Stated goal: Give back the line where "What data populates" appears and all the lines after it until the listing ends, unchanged and with nothing else.
— START OF Listed entries —
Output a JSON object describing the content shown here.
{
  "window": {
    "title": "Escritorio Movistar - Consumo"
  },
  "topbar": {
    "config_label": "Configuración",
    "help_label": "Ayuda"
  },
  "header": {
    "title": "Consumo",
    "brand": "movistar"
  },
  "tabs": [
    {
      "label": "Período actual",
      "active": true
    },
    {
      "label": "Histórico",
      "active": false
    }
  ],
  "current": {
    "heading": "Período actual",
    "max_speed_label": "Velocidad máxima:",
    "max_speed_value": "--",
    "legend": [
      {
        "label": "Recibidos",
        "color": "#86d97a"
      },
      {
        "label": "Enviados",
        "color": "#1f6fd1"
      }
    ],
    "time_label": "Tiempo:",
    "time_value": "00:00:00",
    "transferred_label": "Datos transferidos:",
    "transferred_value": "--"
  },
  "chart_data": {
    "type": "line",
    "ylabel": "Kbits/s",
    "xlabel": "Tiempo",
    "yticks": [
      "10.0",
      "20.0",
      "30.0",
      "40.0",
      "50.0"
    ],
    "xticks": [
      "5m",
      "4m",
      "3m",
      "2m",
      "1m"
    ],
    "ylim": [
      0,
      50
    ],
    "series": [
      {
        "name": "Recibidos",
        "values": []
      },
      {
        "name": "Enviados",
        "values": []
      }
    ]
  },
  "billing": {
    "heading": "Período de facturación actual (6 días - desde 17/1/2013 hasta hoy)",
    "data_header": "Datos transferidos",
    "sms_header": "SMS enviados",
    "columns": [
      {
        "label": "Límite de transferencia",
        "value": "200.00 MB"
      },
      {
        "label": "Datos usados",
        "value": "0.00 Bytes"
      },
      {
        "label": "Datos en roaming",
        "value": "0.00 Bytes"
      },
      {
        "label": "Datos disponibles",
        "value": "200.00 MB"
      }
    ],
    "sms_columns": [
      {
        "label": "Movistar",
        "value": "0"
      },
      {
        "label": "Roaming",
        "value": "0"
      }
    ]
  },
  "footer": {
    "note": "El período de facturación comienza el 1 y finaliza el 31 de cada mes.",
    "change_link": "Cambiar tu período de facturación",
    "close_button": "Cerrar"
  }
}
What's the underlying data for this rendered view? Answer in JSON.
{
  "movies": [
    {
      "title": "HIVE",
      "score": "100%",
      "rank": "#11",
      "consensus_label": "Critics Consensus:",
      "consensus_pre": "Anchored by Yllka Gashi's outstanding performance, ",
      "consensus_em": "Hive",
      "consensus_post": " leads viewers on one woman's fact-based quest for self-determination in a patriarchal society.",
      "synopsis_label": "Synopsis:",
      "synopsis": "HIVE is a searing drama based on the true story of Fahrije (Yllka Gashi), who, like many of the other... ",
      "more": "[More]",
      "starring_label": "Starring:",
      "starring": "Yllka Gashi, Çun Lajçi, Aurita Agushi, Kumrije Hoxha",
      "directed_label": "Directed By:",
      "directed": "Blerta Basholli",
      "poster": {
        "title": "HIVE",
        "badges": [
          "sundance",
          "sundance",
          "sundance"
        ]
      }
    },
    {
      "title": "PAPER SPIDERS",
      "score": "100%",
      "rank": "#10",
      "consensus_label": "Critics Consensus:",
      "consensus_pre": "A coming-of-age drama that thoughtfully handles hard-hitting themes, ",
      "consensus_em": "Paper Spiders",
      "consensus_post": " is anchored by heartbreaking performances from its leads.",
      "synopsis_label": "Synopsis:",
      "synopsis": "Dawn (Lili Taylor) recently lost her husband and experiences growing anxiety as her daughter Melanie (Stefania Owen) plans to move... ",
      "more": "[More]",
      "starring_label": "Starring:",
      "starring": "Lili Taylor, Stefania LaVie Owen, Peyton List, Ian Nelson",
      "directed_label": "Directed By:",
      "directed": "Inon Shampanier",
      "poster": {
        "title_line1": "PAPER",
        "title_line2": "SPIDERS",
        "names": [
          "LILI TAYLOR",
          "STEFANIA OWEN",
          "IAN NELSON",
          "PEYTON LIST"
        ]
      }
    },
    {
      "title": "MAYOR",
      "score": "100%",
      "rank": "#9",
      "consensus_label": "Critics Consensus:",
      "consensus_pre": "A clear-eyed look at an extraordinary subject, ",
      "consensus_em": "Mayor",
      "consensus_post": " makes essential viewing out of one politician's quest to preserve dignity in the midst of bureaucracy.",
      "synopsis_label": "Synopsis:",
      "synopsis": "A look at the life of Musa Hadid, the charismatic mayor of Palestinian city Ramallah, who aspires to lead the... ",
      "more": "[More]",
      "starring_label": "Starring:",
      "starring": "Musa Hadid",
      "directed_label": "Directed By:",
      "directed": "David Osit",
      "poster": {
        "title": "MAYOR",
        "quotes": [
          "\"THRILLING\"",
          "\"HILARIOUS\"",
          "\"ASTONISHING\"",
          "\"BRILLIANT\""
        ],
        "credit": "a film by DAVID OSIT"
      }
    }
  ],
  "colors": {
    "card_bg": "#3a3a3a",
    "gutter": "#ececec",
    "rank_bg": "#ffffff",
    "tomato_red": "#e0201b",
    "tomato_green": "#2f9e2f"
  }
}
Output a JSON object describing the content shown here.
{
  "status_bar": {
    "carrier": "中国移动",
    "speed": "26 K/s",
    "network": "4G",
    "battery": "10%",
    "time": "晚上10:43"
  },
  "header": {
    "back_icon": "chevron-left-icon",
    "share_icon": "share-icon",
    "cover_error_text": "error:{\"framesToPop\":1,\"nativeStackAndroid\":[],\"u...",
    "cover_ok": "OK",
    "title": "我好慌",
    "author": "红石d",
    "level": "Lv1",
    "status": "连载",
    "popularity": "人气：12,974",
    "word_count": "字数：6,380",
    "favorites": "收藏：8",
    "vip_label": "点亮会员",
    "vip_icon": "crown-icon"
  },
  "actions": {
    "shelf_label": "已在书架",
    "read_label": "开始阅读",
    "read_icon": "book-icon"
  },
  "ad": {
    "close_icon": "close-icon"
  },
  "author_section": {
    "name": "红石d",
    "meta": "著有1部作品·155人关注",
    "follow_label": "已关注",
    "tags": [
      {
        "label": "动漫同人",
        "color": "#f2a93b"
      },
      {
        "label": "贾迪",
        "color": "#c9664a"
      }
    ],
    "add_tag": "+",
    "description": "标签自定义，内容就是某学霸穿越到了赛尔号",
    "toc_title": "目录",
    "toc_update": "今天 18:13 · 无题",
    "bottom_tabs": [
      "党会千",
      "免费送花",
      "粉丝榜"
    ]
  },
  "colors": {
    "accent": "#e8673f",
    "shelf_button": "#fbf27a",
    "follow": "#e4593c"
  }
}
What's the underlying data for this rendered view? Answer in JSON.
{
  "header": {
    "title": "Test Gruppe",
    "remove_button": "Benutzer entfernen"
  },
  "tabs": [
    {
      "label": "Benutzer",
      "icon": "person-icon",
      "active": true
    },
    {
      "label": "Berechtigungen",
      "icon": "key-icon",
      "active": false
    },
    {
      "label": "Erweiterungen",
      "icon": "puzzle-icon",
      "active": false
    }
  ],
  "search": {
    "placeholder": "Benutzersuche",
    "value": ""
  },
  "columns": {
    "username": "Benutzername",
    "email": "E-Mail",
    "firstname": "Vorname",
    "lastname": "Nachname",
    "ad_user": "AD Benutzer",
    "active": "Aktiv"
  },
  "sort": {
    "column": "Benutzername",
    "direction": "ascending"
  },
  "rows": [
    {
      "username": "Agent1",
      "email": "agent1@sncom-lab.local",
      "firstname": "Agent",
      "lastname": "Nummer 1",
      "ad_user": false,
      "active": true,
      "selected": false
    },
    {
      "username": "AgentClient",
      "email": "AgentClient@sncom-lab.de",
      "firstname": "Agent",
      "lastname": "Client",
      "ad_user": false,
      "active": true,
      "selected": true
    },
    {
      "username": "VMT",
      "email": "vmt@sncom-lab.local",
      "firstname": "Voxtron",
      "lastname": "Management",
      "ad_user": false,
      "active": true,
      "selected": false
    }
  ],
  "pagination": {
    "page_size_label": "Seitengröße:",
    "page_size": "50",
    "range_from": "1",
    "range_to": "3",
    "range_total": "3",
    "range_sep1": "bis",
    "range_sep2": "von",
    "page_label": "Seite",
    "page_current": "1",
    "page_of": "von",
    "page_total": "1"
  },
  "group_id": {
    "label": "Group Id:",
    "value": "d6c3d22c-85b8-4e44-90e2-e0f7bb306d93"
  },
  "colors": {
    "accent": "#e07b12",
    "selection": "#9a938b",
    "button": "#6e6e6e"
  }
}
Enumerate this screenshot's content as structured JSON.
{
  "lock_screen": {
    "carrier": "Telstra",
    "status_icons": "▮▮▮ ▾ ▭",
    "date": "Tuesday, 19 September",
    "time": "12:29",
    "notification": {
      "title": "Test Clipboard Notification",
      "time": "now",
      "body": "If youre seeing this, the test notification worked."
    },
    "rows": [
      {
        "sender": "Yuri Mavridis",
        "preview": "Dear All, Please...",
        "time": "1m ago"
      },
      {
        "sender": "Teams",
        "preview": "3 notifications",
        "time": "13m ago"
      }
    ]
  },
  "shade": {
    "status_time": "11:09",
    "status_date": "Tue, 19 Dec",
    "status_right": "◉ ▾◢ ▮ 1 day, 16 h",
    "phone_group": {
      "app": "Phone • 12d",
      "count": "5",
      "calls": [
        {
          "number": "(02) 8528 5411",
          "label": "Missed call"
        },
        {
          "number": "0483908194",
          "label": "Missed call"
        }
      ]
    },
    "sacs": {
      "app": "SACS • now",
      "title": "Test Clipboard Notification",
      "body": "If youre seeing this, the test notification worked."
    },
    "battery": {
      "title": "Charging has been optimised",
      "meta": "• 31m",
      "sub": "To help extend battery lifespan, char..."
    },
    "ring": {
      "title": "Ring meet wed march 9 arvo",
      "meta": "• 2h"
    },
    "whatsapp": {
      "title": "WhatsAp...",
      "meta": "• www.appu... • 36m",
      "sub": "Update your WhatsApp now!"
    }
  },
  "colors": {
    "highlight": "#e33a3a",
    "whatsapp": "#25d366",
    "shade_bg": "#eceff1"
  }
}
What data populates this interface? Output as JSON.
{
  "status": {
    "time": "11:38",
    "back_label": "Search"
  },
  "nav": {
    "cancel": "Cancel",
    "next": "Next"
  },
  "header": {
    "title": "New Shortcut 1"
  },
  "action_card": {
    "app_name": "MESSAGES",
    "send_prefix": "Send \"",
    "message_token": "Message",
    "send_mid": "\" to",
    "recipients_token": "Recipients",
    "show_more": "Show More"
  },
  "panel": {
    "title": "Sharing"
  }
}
— END OF Listed entries —
Response to the exercise:
What data populates this interface? Output as JSON.
{
  "status": {
    "time": "11:38",
    "back_label": "Search"
  },
  "nav": {
    "cancel": "Cancel",
    "next": "Next"
  },
  "header": {
    "title": "New Shortcut 1"
  },
  "action_card": {
    "app_name": "MESSAGES",
    "send_prefix": "Send \"",
    "message_token": "Message",
    "send_mid": "\" to",
    "recipients_token": "Recipients",
    "show_more": "Show More"
  },
  "panel": {
    "title": "Sharing"
  }
}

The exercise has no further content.